- OBJECTIVE -
Write out each line that follows exactly as it stands, without the pictures.

-- START PROVIDED RECORDS --

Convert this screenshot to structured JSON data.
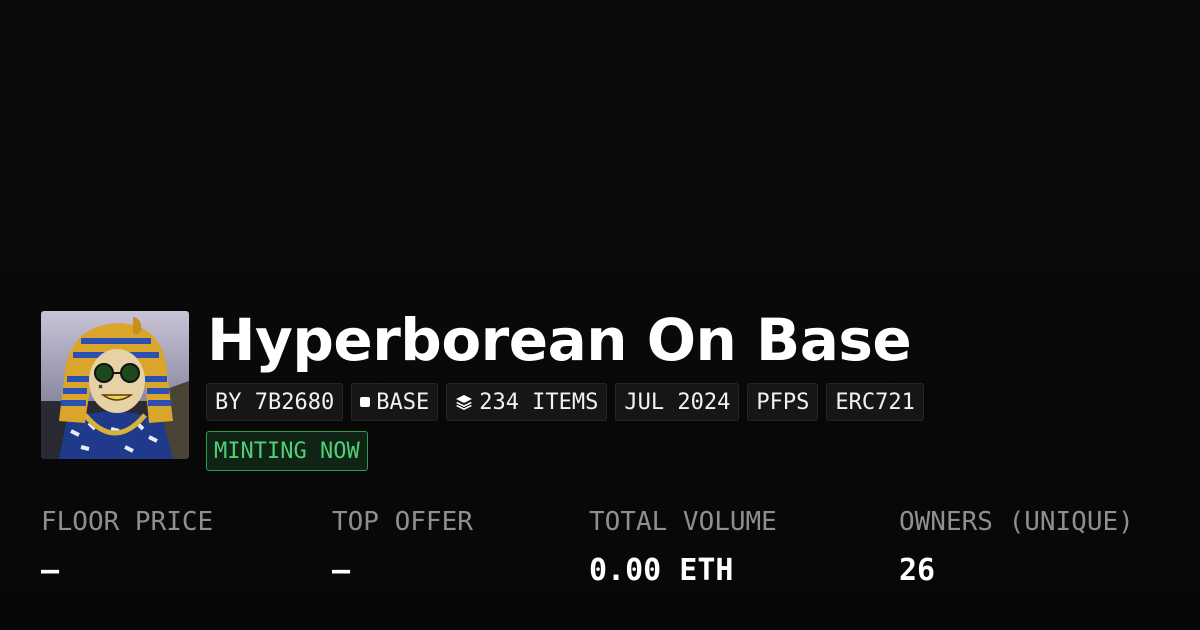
{
  "collection": {
    "title": "Hyperborean On Base",
    "avatar": "pharaoh-pfp-artwork"
  },
  "chips": {
    "creator": "BY 7B2680",
    "chain": "BASE",
    "chain_icon": "square-chain-icon",
    "items": "234 ITEMS",
    "items_icon": "layers-icon",
    "date": "JUL 2024",
    "category": "PFPS",
    "standard": "ERC721"
  },
  "status": {
    "label": "MINTING NOW",
    "color": "#4fd076"
  },
  "stats": [
    {
      "label": "FLOOR PRICE",
      "value": "–"
    },
    {
      "label": "TOP OFFER",
      "value": "–"
    },
    {
      "label": "TOTAL VOLUME",
      "value": "0.00 ETH"
    },
    {
      "label": "OWNERS (UNIQUE)",
      "value": "26"
    }
  ]
}
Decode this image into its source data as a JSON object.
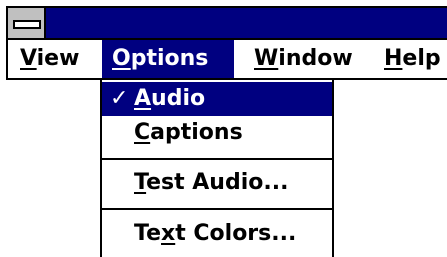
{
  "menu": {
    "view": {
      "pre": "",
      "key": "V",
      "post": "iew"
    },
    "options": {
      "pre": "",
      "key": "O",
      "post": "ptions"
    },
    "window": {
      "pre": "",
      "key": "W",
      "post": "indow"
    },
    "help": {
      "pre": "",
      "key": "H",
      "post": "elp"
    }
  },
  "dropdown": {
    "audio": {
      "check": "✓",
      "pre": "",
      "key": "A",
      "post": "udio",
      "checked": true
    },
    "captions": {
      "pre": "",
      "key": "C",
      "post": "aptions"
    },
    "test_audio": {
      "pre": "",
      "key": "T",
      "post": "est Audio..."
    },
    "text_colors": {
      "pre": "Te",
      "key": "x",
      "post": "t Colors..."
    }
  },
  "colors": {
    "titlebar": "#000080",
    "highlight": "#000080",
    "system_box": "#c0c0c0"
  },
  "icons": {
    "system_menu": "system-menu-icon",
    "check": "check-icon"
  }
}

-- END PROVIDED RECORDS --

- COMPLETED TASK -
Convert this screenshot to structured JSON data.
{
  "collection": {
    "title": "Hyperborean On Base",
    "avatar": "pharaoh-pfp-artwork"
  },
  "chips": {
    "creator": "BY 7B2680",
    "chain": "BASE",
    "chain_icon": "square-chain-icon",
    "items": "234 ITEMS",
    "items_icon": "layers-icon",
    "date": "JUL 2024",
    "category": "PFPS",
    "standard": "ERC721"
  },
  "status": {
    "label": "MINTING NOW",
    "color": "#4fd076"
  },
  "stats": [
    {
      "label": "FLOOR PRICE",
      "value": "–"
    },
    {
      "label": "TOP OFFER",
      "value": "–"
    },
    {
      "label": "TOTAL VOLUME",
      "value": "0.00 ETH"
    },
    {
      "label": "OWNERS (UNIQUE)",
      "value": "26"
    }
  ]
}
Decode this image into its source data as a JSON object.
{
  "menu": {
    "view": {
      "pre": "",
      "key": "V",
      "post": "iew"
    },
    "options": {
      "pre": "",
      "key": "O",
      "post": "ptions"
    },
    "window": {
      "pre": "",
      "key": "W",
      "post": "indow"
    },
    "help": {
      "pre": "",
      "key": "H",
      "post": "elp"
    }
  },
  "dropdown": {
    "audio": {
      "check": "✓",
      "pre": "",
      "key": "A",
      "post": "udio",
      "checked": true
    },
    "captions": {
      "pre": "",
      "key": "C",
      "post": "aptions"
    },
    "test_audio": {
      "pre": "",
      "key": "T",
      "post": "est Audio..."
    },
    "text_colors": {
      "pre": "Te",
      "key": "x",
      "post": "t Colors..."
    }
  },
  "colors": {
    "titlebar": "#000080",
    "highlight": "#000080",
    "system_box": "#c0c0c0"
  },
  "icons": {
    "system_menu": "system-menu-icon",
    "check": "check-icon"
  }
}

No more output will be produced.